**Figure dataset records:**
* BEGIN *

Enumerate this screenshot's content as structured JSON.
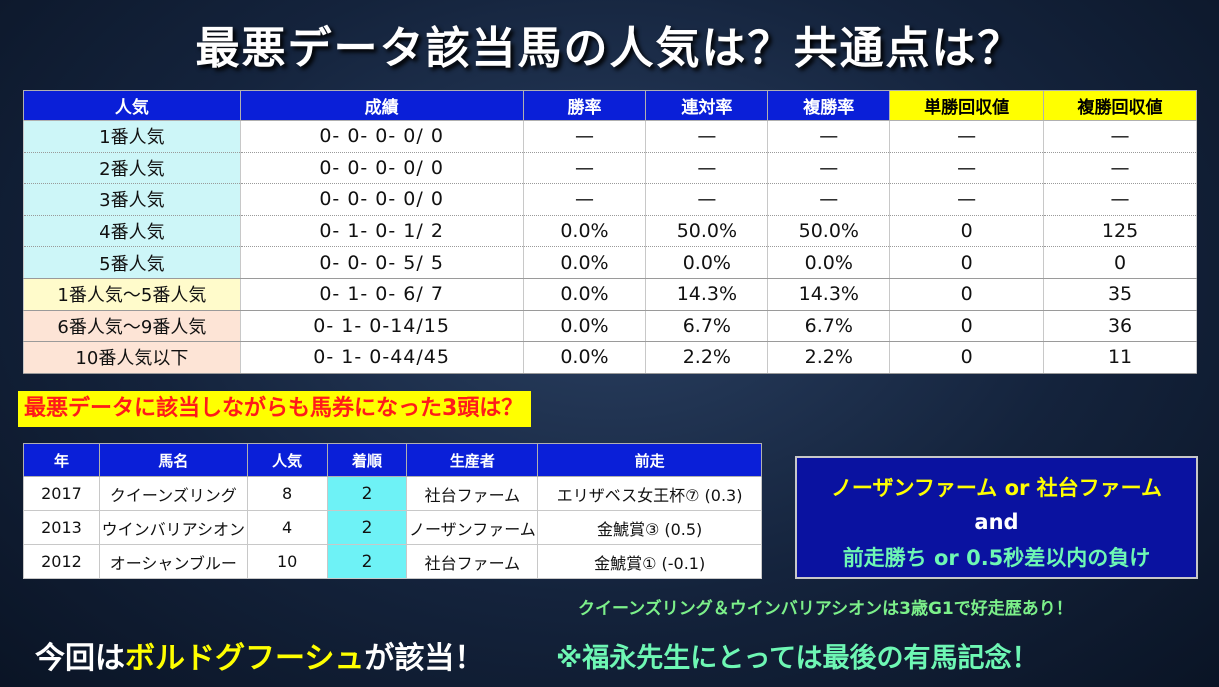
{
  "title": "最悪データ該当馬の人気は？共通点は？",
  "main_table": {
    "headers": [
      "人気",
      "成績",
      "勝率",
      "連対率",
      "複勝率",
      "単勝回収値",
      "複勝回収値"
    ],
    "rows": [
      [
        "1番人気",
        "0- 0- 0- 0/ 0",
        "—",
        "—",
        "—",
        "—",
        "—"
      ],
      [
        "2番人気",
        "0- 0- 0- 0/ 0",
        "—",
        "—",
        "—",
        "—",
        "—"
      ],
      [
        "3番人気",
        "0- 0- 0- 0/ 0",
        "—",
        "—",
        "—",
        "—",
        "—"
      ],
      [
        "4番人気",
        "0- 1- 0- 1/ 2",
        "0.0%",
        "50.0%",
        "50.0%",
        "0",
        "125"
      ],
      [
        "5番人気",
        "0- 0- 0- 5/ 5",
        "0.0%",
        "0.0%",
        "0.0%",
        "0",
        "0"
      ],
      [
        "1番人気～5番人気",
        "0- 1- 0- 6/ 7",
        "0.0%",
        "14.3%",
        "14.3%",
        "0",
        "35"
      ],
      [
        "6番人気～9番人気",
        "0- 1- 0-14/15",
        "0.0%",
        "6.7%",
        "6.7%",
        "0",
        "36"
      ],
      [
        "10番人気以下",
        "0- 1- 0-44/45",
        "0.0%",
        "2.2%",
        "2.2%",
        "0",
        "11"
      ]
    ]
  },
  "sub_heading": "最悪データに該当しながらも馬券になった3頭は？",
  "sub_table": {
    "headers": [
      "年",
      "馬名",
      "人気",
      "着順",
      "生産者",
      "前走"
    ],
    "rows": [
      [
        "2017",
        "クイーンズリング",
        "8",
        "2",
        "社台ファーム",
        "エリザベス女王杯⑦ (0.3)"
      ],
      [
        "2013",
        "ウインバリアシオン",
        "4",
        "2",
        "ノーザンファーム",
        "金鯱賞③ (0.5)"
      ],
      [
        "2012",
        "オーシャンブルー",
        "10",
        "2",
        "社台ファーム",
        "金鯱賞① (-0.1)"
      ]
    ]
  },
  "info_box": {
    "line1": "ノーザンファーム or 社台ファーム",
    "line2": "and",
    "line3": "前走勝ち or 0.5秒差以内の負け"
  },
  "note": "クイーンズリング＆ウインバリアシオンは3歳G1で好走歴あり！",
  "bottom_left": {
    "prefix": "今回は",
    "highlight": "ボルドグフーシュ",
    "suffix": "が該当！"
  },
  "bottom_right": "※福永先生にとっては最後の有馬記念！",
  "colors": {
    "header_blue": "#0a1fd8",
    "header_yellow": "#ffff00",
    "popularity_cyan": "#cdf6f8",
    "popularity_yellow": "#fffbcb",
    "popularity_peach": "#fde4d6",
    "finish_cyan": "#6ef2f6",
    "accent_green": "#6ef7b4"
  }
}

* END *

**What to do:**
Where a line above holds the string "クイーンズリング", show that line.

**Written response:**
        "クイーンズリング",
  "note": "クイーンズリング＆ウインバリアシオンは3歳G1で好走歴あり！",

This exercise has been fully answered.